START DATA TO USE
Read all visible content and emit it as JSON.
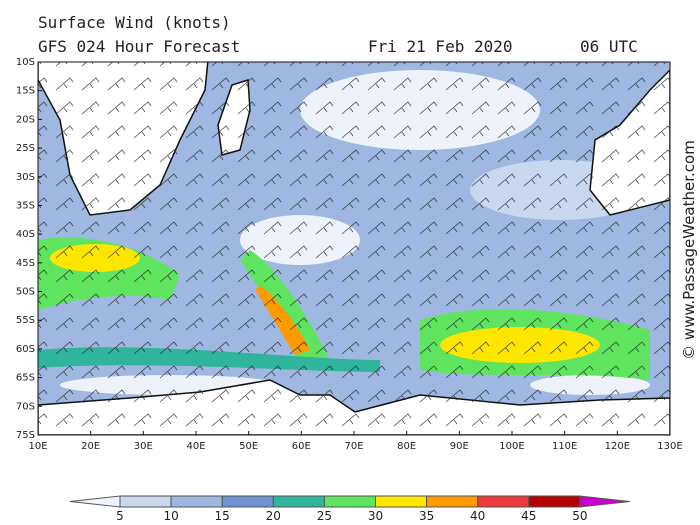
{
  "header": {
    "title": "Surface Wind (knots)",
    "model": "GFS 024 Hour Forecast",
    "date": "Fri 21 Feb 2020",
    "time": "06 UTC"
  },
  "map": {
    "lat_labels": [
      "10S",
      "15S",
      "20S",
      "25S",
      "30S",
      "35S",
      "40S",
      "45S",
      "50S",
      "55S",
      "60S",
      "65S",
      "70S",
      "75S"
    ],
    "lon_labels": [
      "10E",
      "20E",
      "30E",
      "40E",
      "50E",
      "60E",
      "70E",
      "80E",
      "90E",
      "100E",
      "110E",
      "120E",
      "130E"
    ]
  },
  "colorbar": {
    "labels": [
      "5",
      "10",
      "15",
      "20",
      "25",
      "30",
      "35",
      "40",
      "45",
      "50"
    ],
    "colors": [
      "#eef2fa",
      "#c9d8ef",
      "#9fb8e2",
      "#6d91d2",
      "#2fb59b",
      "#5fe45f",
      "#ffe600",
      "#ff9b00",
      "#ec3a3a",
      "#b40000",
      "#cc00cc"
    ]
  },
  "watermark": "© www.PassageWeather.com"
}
END DATA TO USE
GIVEN PROBLEM:
Go through the listing above and write it all out exactly, leaving out any picture.

RESULT OF THIS EXERCISE:
Read all visible content and emit it as JSON.
{
  "header": {
    "title": "Surface Wind (knots)",
    "model": "GFS 024 Hour Forecast",
    "date": "Fri 21 Feb 2020",
    "time": "06 UTC"
  },
  "map": {
    "lat_labels": [
      "10S",
      "15S",
      "20S",
      "25S",
      "30S",
      "35S",
      "40S",
      "45S",
      "50S",
      "55S",
      "60S",
      "65S",
      "70S",
      "75S"
    ],
    "lon_labels": [
      "10E",
      "20E",
      "30E",
      "40E",
      "50E",
      "60E",
      "70E",
      "80E",
      "90E",
      "100E",
      "110E",
      "120E",
      "130E"
    ]
  },
  "colorbar": {
    "labels": [
      "5",
      "10",
      "15",
      "20",
      "25",
      "30",
      "35",
      "40",
      "45",
      "50"
    ],
    "colors": [
      "#eef2fa",
      "#c9d8ef",
      "#9fb8e2",
      "#6d91d2",
      "#2fb59b",
      "#5fe45f",
      "#ffe600",
      "#ff9b00",
      "#ec3a3a",
      "#b40000",
      "#cc00cc"
    ]
  },
  "watermark": "© www.PassageWeather.com"
}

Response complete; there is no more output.